--- start of Data to use ---

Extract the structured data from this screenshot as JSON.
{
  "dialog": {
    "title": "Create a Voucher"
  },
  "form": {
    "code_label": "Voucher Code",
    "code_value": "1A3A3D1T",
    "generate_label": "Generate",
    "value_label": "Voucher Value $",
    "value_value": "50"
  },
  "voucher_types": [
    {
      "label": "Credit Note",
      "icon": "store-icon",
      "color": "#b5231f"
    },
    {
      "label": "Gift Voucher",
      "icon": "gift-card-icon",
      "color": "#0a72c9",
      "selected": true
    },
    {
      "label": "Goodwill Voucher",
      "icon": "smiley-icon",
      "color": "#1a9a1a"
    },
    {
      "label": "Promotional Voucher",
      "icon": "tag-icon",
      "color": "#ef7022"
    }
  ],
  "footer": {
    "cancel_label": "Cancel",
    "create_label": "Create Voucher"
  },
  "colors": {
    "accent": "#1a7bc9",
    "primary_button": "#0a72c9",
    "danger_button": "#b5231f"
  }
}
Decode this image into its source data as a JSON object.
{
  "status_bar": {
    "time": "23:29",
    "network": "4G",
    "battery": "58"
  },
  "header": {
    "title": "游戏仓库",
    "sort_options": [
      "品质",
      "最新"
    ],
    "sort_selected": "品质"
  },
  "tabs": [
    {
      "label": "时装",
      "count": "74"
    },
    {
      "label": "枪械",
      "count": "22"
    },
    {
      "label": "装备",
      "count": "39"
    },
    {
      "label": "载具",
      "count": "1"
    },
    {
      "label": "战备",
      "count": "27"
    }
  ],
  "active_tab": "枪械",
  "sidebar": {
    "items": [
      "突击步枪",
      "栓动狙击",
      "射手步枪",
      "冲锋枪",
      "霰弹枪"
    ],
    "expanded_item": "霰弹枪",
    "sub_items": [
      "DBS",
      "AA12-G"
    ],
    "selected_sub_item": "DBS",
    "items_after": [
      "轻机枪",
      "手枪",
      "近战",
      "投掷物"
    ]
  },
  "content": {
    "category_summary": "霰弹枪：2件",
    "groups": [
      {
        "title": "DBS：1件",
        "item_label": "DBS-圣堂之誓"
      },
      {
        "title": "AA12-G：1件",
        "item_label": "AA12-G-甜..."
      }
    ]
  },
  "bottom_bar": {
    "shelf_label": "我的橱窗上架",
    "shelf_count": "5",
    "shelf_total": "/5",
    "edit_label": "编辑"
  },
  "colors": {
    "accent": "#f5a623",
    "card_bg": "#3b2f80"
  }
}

--- end of Data to use ---

What to produce: Every entry must be output again, exactly as written above.

Answer for this exercise:
Extract the structured data from this screenshot as JSON.
{
  "dialog": {
    "title": "Create a Voucher"
  },
  "form": {
    "code_label": "Voucher Code",
    "code_value": "1A3A3D1T",
    "generate_label": "Generate",
    "value_label": "Voucher Value $",
    "value_value": "50"
  },
  "voucher_types": [
    {
      "label": "Credit Note",
      "icon": "store-icon",
      "color": "#b5231f"
    },
    {
      "label": "Gift Voucher",
      "icon": "gift-card-icon",
      "color": "#0a72c9",
      "selected": true
    },
    {
      "label": "Goodwill Voucher",
      "icon": "smiley-icon",
      "color": "#1a9a1a"
    },
    {
      "label": "Promotional Voucher",
      "icon": "tag-icon",
      "color": "#ef7022"
    }
  ],
  "footer": {
    "cancel_label": "Cancel",
    "create_label": "Create Voucher"
  },
  "colors": {
    "accent": "#1a7bc9",
    "primary_button": "#0a72c9",
    "danger_button": "#b5231f"
  }
}
Decode this image into its source data as a JSON object.
{
  "status_bar": {
    "time": "23:29",
    "network": "4G",
    "battery": "58"
  },
  "header": {
    "title": "游戏仓库",
    "sort_options": [
      "品质",
      "最新"
    ],
    "sort_selected": "品质"
  },
  "tabs": [
    {
      "label": "时装",
      "count": "74"
    },
    {
      "label": "枪械",
      "count": "22"
    },
    {
      "label": "装备",
      "count": "39"
    },
    {
      "label": "载具",
      "count": "1"
    },
    {
      "label": "战备",
      "count": "27"
    }
  ],
  "active_tab": "枪械",
  "sidebar": {
    "items": [
      "突击步枪",
      "栓动狙击",
      "射手步枪",
      "冲锋枪",
      "霰弹枪"
    ],
    "expanded_item": "霰弹枪",
    "sub_items": [
      "DBS",
      "AA12-G"
    ],
    "selected_sub_item": "DBS",
    "items_after": [
      "轻机枪",
      "手枪",
      "近战",
      "投掷物"
    ]
  },
  "content": {
    "category_summary": "霰弹枪：2件",
    "groups": [
      {
        "title": "DBS：1件",
        "item_label": "DBS-圣堂之誓"
      },
      {
        "title": "AA12-G：1件",
        "item_label": "AA12-G-甜..."
      }
    ]
  },
  "bottom_bar": {
    "shelf_label": "我的橱窗上架",
    "shelf_count": "5",
    "shelf_total": "/5",
    "edit_label": "编辑"
  },
  "colors": {
    "accent": "#f5a623",
    "card_bg": "#3b2f80"
  }
}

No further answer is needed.